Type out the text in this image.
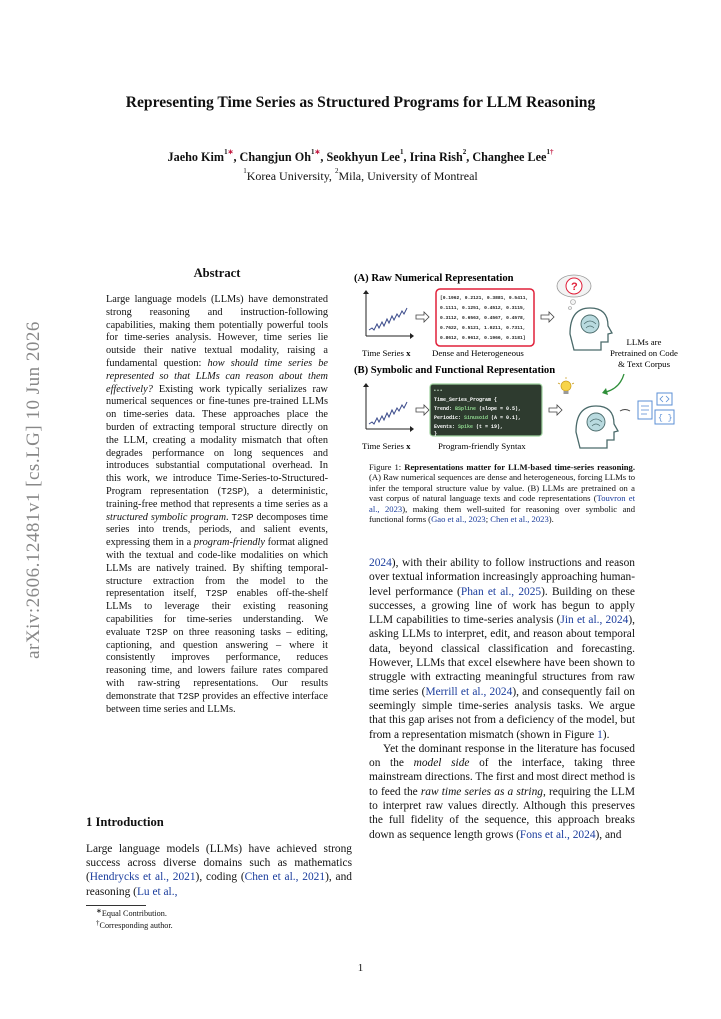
arXiv:2606.12481v1 [cs.LG] 10 Jun 2026
Representing Time Series as Structured Programs for LLM Reasoning
Jaeho Kim$^{1∗}$, Changjun $Oh^{1∗}$, Seokhyun Lee$^1$, Irina Rish$^2$, Changhee Lee$^{1\dagger}$
$^1$Korea University, $^2$Mila, University of Montreal
Abstract
Large language models (LLMs) have demonstrated strong reasoning and instruction-following capabilities, making them potentially powerful tools for time-series analysis. However, time series lie outside their native textual modality, raising a fundamental question: how should time series be represented so that LLMs can reason about them effectively? Existing work typically serializes raw numerical sequences or fine-tunes pre-trained LLMs on time-series data. These approaches place the burden of extracting temporal structure directly on the LLM, creating a modality mismatch that often degrades performance on long sequences and introduces substantial computational overhead. In this work, we introduce Time-Series-to-Structured-Program representation (T2SP), a deterministic, training-free method that represents a time series as a structured symbolic program. T2SP decomposes time series into trends, periods, and salient events, expressing them in a program-friendly format aligned with the textual and code-like modalities on which LLMs are natively trained. By shifting temporal-structure extraction from the model to the representation itself, T2SP enables off-the-shelf LLMs to leverage their existing reasoning capabilities for time-series understanding. We evaluate T2SP on three reasoning tasks – editing, captioning, and question answering – where it consistently improves performance, reduces reasoning time, and lowers failure rates compared with raw-string representations. Our results demonstrate that T2SP provides an effective interface between time series and LLMs.
1 Introduction
Large language models (LLMs) have achieved strong success across diverse domains such as mathematics (Hendrycks et al., 2021), coding (Chen et al., 2021), and reasoning (Lu et al.,
∗Equal Contribution.
†Corresponding author.
(A) Raw Numerical Representation
Time Series x
[0.1962, 0.2121, 0.3881, 0.5411,
0.1111, 0.1251, 0.4512, 0.3115,
0.3112, 0.6563, 0.4567, 0.4578,
0.7622, 0.5121, 1.0211, 0.7311,
0.8612, 0.9612, 0.1966, 0.3181]
Dense and Heterogeneous
?
LLMs are
Pretrained on Code
& Text Corpus
(B) Symbolic and Functional Representation
Time Series x
• • •
Time_Series_Program {
Trend: BSpline (slope = 0.5),
Periodic: Sinusoid (A = 0.1),
Events: Spike (t = 19),
}
Program-friendly Syntax
{ }
Figure 1: Representations matter for LLM-based time-series reasoning. (A) Raw numerical sequences are dense and heterogeneous, forcing LLMs to infer the temporal structure value by value. (B) LLMs are pretrained on a vast corpus of natural language texts and code representations (Touvron et al., 2023), making them well-suited for reasoning over symbolic and functional forms (Gao et al., 2023; Chen et al., 2023).
2024), with their ability to follow instructions and reason over textual information increasingly approaching human-level performance (Phan et al., 2025). Building on these successes, a growing line of work has begun to apply LLM capabilities to time-series analysis (Jin et al., 2024), asking LLMs to interpret, edit, and reason about temporal data, beyond classical classification and forecasting. However, LLMs that excel elsewhere have been shown to struggle with extracting meaningful structures from raw time series (Merrill et al., 2024), and consequently fail on seemingly simple time-series analysis tasks. We argue that this gap arises not from a deficiency of the model, but from a representation mismatch (shown in Figure 1).
Yet the dominant response in the literature has focused on the model side of the interface, taking three mainstream directions. The first and most direct method is to feed the raw time series as a string, requiring the LLM to interpret raw values directly. Although this preserves the full fidelity of the sequence, this approach breaks down as sequence length grows (Fons et al., 2024), and
1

┄┄┄┄┄┄┄┄┄┄

Show all lines in the entries above where the string "interpret" appears.

2024), with their ability to follow instructions and reason over textual information increasingly approaching human-level performance (Phan et al., 2025). Building on these successes, a growing line of work has begun to apply LLM capabilities to time-series analysis (Jin et al., 2024), asking LLMs to interpret, edit, and reason about temporal data, beyond classical classification and forecasting. However, LLMs that excel elsewhere have been shown to struggle with extracting meaningful structures from raw time series (Merrill et al., 2024), and consequently fail on seemingly simple time-series analysis tasks. We argue that this gap arises not from a deficiency of the model, but from a representation mismatch (shown in Figure 1).
Yet the dominant response in the literature has focused on the model side of the interface, taking three mainstream directions. The first and most direct method is to feed the raw time series as a string, requiring the LLM to interpret raw values directly. Although this preserves the full fidelity of the sequence, this approach breaks down as sequence length grows (Fons et al., 2024), and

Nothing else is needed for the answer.